Required task: Rewrite all of the lines below, substituting "Air pressure" wherever "Luftdruck" occurs and leaving everything else unchanged. Omit the pictures from your answer.

(Element boundary records)
[START]

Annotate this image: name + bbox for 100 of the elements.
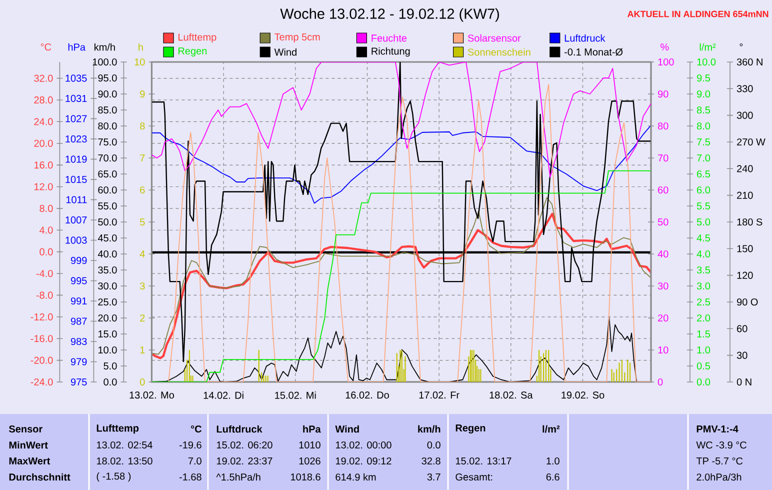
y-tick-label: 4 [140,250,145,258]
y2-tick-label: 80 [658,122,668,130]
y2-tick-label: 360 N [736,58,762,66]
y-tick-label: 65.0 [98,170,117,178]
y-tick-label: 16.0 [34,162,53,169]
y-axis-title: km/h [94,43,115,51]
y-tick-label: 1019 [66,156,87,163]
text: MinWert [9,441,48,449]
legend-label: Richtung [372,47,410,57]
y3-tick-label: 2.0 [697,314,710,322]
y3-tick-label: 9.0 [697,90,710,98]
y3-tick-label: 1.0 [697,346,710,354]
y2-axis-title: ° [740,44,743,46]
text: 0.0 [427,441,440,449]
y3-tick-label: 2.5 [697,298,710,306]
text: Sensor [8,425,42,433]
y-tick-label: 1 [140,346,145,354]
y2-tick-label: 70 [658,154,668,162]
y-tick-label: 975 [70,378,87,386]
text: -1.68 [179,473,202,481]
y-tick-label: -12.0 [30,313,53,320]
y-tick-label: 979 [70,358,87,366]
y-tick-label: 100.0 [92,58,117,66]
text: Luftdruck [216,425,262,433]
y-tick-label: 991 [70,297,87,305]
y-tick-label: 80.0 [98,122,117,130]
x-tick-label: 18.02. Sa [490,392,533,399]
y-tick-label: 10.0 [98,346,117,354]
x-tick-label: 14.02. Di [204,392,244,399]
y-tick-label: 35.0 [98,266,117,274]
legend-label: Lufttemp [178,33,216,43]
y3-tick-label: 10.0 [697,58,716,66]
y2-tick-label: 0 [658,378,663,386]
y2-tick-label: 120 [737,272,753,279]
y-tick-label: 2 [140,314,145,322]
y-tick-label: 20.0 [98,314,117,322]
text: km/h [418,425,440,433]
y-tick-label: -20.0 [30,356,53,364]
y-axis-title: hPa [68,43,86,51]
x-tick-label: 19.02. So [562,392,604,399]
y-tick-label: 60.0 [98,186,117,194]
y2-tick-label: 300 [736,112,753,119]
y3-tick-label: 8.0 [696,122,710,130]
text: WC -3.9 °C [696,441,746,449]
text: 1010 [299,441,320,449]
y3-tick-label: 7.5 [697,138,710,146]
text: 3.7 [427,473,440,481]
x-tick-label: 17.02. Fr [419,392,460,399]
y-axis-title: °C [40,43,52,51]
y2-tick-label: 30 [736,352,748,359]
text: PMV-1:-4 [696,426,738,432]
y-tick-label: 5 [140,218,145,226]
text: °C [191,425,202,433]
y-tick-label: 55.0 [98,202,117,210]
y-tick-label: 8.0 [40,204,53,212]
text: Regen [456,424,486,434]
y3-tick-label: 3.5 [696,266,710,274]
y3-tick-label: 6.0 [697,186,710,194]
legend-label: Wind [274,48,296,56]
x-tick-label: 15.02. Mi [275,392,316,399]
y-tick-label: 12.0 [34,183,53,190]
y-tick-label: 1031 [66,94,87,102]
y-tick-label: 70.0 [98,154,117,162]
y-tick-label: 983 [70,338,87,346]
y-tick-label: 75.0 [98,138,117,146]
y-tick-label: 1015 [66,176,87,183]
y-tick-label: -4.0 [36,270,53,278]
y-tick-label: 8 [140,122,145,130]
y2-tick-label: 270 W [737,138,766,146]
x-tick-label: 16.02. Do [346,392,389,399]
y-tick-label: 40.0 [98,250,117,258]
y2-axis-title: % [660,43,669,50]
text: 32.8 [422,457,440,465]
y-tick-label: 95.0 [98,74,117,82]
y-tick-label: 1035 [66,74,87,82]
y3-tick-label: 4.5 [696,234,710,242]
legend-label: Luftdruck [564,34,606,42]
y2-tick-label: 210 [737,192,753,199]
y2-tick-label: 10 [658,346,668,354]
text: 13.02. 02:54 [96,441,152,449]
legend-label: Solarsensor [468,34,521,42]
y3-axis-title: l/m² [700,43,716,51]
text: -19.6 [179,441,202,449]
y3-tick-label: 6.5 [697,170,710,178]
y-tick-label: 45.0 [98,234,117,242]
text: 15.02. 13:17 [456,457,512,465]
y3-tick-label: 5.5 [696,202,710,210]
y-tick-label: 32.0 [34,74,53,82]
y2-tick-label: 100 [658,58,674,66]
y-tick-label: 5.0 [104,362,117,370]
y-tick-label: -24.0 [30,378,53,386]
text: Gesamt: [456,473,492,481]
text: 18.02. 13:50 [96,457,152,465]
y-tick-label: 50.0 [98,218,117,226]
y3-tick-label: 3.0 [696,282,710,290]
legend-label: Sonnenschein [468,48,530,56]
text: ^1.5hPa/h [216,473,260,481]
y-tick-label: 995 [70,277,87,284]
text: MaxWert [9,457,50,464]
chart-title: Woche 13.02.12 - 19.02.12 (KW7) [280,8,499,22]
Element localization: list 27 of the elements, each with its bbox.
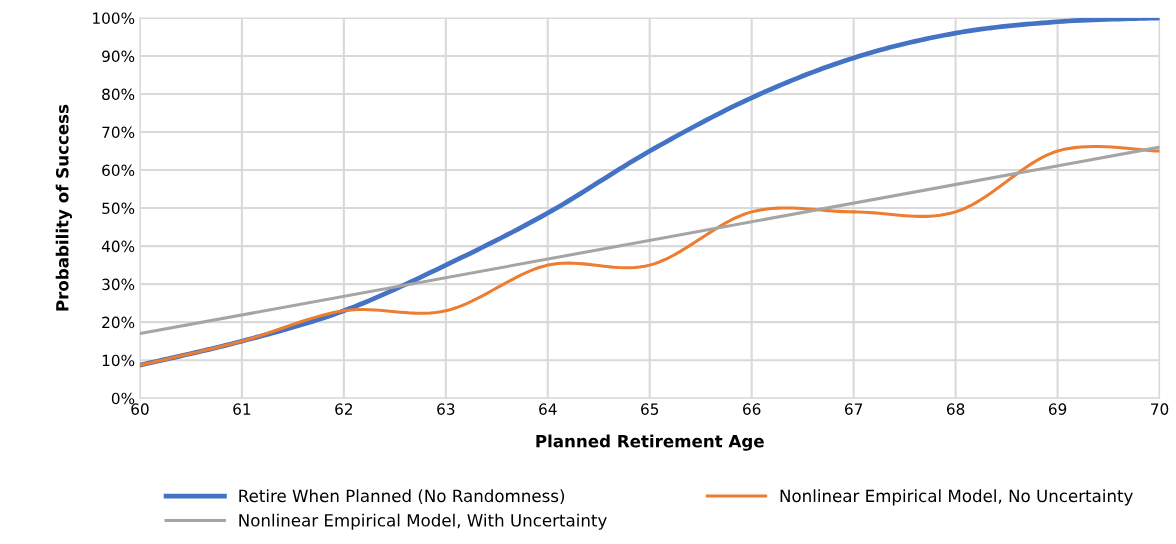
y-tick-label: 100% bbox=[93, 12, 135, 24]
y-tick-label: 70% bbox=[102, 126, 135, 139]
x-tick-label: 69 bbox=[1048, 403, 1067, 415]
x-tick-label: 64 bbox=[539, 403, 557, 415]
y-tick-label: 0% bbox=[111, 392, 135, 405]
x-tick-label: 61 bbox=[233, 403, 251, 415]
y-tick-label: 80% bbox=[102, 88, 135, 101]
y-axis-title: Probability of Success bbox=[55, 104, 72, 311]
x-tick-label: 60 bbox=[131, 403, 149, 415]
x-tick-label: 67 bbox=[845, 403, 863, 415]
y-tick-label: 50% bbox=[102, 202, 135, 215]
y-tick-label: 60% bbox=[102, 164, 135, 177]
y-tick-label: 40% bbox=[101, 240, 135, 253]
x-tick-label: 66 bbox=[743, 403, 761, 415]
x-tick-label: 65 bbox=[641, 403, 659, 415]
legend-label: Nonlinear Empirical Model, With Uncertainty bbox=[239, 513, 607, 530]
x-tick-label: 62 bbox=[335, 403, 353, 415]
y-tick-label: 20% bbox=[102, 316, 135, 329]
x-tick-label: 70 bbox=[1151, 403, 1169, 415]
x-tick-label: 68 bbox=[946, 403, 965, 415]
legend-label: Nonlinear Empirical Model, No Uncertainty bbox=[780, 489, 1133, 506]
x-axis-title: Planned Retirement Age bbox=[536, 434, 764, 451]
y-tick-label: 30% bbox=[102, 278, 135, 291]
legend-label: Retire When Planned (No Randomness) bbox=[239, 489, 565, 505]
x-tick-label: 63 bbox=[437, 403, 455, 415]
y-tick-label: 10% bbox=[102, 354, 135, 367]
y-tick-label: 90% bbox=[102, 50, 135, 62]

[END]

Result of this task:
Annotate this image: name + bbox for 100 of the elements.
y-tick-label: 4 [140,250,145,258]
y2-tick-label: 80 [658,122,668,130]
y2-tick-label: 360 N [736,58,762,66]
y-tick-label: 65.0 [98,170,117,178]
y-tick-label: 16.0 [34,162,53,169]
y-axis-title: km/h [94,43,115,51]
y-tick-label: 1019 [66,156,87,163]
text: MinWert [9,441,48,449]
legend-label: Richtung [372,47,410,57]
y3-tick-label: 2.0 [697,314,710,322]
y3-tick-label: 9.0 [697,90,710,98]
y3-tick-label: 1.0 [697,346,710,354]
y2-axis-title: ° [740,44,743,46]
text: 0.0 [427,441,440,449]
y3-tick-label: 2.5 [697,298,710,306]
text: Sensor [8,425,42,433]
y-tick-label: 1 [140,346,145,354]
y2-tick-label: 70 [658,154,668,162]
y-tick-label: 975 [70,378,87,386]
text: -1.68 [179,473,202,481]
y-tick-label: -12.0 [30,313,53,320]
y-tick-label: 979 [70,358,87,366]
y-tick-label: 100.0 [92,58,117,66]
text: Air pressure [216,425,262,433]
y-tick-label: 991 [70,297,87,305]
y-tick-label: 80.0 [98,122,117,130]
x-tick-label: 18.02. Sa [490,392,533,399]
y-tick-label: 10.0 [98,346,117,354]
x-tick-label: 14.02. Di [204,392,244,399]
y-tick-label: 35.0 [98,266,117,274]
legend-label: Lufttemp [178,33,216,43]
y3-tick-label: 10.0 [697,58,716,66]
y2-tick-label: 0 [658,378,663,386]
y2-tick-label: 120 [737,272,753,279]
y-tick-label: 2 [140,314,145,322]
y-tick-label: 20.0 [98,314,117,322]
text: km/h [418,425,440,433]
y-tick-label: -20.0 [30,356,53,364]
y-axis-title: hPa [68,43,86,51]
x-tick-label: 19.02. So [562,392,604,399]
y-tick-label: 60.0 [98,186,117,194]
y2-tick-label: 300 [736,112,753,119]
y3-tick-label: 8.0 [696,122,710,130]
text: WC -3.9 °C [696,441,746,449]
text: 1010 [299,441,320,449]
y3-tick-label: 7.5 [697,138,710,146]
text: 3.7 [427,473,440,481]
x-tick-label: 17.02. Fr [419,392,460,399]
y-axis-title: °C [40,43,52,51]
y2-tick-label: 30 [736,352,748,359]
text: PMV-1:-4 [696,426,738,432]
y-tick-label: 5 [140,218,145,226]
text: °C [191,425,202,433]
y-tick-label: 55.0 [98,202,117,210]
y-tick-label: 8.0 [40,204,53,212]
text: Regen [456,424,486,434]
y3-tick-label: 3.5 [696,266,710,274]
y3-tick-label: 6.0 [697,186,710,194]
legend-label: Wind [274,48,296,56]
x-tick-label: 15.02. Mi [275,392,316,399]
y-tick-label: 12.0 [34,183,53,190]
y-tick-label: 1031 [66,94,87,102]
y-tick-label: 70.0 [98,154,117,162]
y-tick-label: 983 [70,338,87,346]
y-tick-label: 75.0 [98,138,117,146]
y-tick-label: 1015 [66,176,87,183]
y-tick-label: -4.0 [36,270,53,278]
y-tick-label: 8 [140,122,145,130]
y2-tick-label: 270 W [737,138,766,146]
x-tick-label: 16.02. Do [346,392,389,399]
y-tick-label: 40.0 [98,250,117,258]
y2-axis-title: % [660,43,669,50]
text: 32.8 [422,457,440,465]
y-tick-label: 95.0 [98,74,117,82]
y-tick-label: 1035 [66,74,87,82]
y3-tick-label: 4.5 [696,234,710,242]
legend-label: Air pressure [564,34,606,42]
y2-tick-label: 210 [737,192,753,199]
y2-tick-label: 10 [658,346,668,354]
text: 13.02. 02:54 [96,441,152,449]
legend-label: Solarsensor [468,34,521,42]
y3-axis-title: l/m² [700,43,716,51]
text: -19.6 [179,441,202,449]
y3-tick-label: 6.5 [697,170,710,178]
y-tick-label: 45.0 [98,234,117,242]
text: 15.02. 13:17 [456,457,512,465]
y3-tick-label: 5.5 [696,202,710,210]
y-tick-label: 32.0 [34,74,53,82]
y2-tick-label: 100 [658,58,674,66]
y-tick-label: 5.0 [104,362,117,370]
y-tick-label: -24.0 [30,378,53,386]
text: Gesamt: [456,473,492,481]
text: 18.02. 13:50 [96,457,152,465]
y-tick-label: 50.0 [98,218,117,226]
y3-tick-label: 3.0 [696,282,710,290]
legend-label: Sonnenschein [468,48,530,56]
text: ^1.5hPa/h [216,473,260,481]
y-tick-label: 995 [70,277,87,284]
text: MaxWert [9,457,50,464]
chart-title: Woche 13.02.12 - 19.02.12 (KW7) [280,8,499,22]
Element localization: list 27 of the elements, each with its bbox.
y-tick-label: 100% bbox=[93, 12, 135, 24]
y-tick-label: 70% bbox=[102, 126, 135, 139]
x-tick-label: 69 bbox=[1048, 403, 1067, 415]
x-tick-label: 64 bbox=[539, 403, 557, 415]
y-tick-label: 0% bbox=[111, 392, 135, 405]
x-tick-label: 61 bbox=[233, 403, 251, 415]
y-tick-label: 80% bbox=[102, 88, 135, 101]
y-axis-title: Probability of Success bbox=[55, 104, 72, 311]
x-tick-label: 60 bbox=[131, 403, 149, 415]
x-tick-label: 67 bbox=[845, 403, 863, 415]
y-tick-label: 50% bbox=[102, 202, 135, 215]
y-tick-label: 60% bbox=[102, 164, 135, 177]
y-tick-label: 40% bbox=[101, 240, 135, 253]
x-tick-label: 66 bbox=[743, 403, 761, 415]
x-tick-label: 65 bbox=[641, 403, 659, 415]
legend-label: Nonlinear Empirical Model, With Uncertainty bbox=[239, 513, 607, 530]
x-tick-label: 62 bbox=[335, 403, 353, 415]
y-tick-label: 20% bbox=[102, 316, 135, 329]
x-tick-label: 70 bbox=[1151, 403, 1169, 415]
x-tick-label: 68 bbox=[946, 403, 965, 415]
legend-label: Nonlinear Empirical Model, No Uncertainty bbox=[780, 489, 1133, 506]
x-axis-title: Planned Retirement Age bbox=[536, 434, 764, 451]
y-tick-label: 30% bbox=[102, 278, 135, 291]
legend-label: Retire When Planned (No Randomness) bbox=[239, 489, 565, 505]
x-tick-label: 63 bbox=[437, 403, 455, 415]
y-tick-label: 10% bbox=[102, 354, 135, 367]
y-tick-label: 90% bbox=[102, 50, 135, 62]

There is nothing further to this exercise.